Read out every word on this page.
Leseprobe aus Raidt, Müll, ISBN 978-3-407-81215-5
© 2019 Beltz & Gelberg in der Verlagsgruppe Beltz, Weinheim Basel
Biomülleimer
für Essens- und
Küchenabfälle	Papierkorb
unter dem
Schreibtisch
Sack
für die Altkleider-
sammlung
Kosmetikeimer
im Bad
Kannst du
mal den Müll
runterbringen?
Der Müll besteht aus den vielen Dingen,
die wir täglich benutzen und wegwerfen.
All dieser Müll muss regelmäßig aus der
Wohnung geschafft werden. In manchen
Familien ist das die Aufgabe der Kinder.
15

> _Required work_:
Retype every entry above, word for word.

> _Answer to the exercise_:
Read out every word on this page.
Leseprobe aus Raidt, Müll, ISBN 978-3-407-81215-5
© 2019 Beltz & Gelberg in der Verlagsgruppe Beltz, Weinheim Basel
Biomülleimer
für Essens- und
Küchenabfälle	Papierkorb
unter dem
Schreibtisch
Sack
für die Altkleider-
sammlung
Kosmetikeimer
im Bad
Kannst du
mal den Müll
runterbringen?
Der Müll besteht aus den vielen Dingen,
die wir täglich benutzen und wegwerfen.
All dieser Müll muss regelmäßig aus der
Wohnung geschafft werden. In manchen
Familien ist das die Aufgabe der Kinder.
15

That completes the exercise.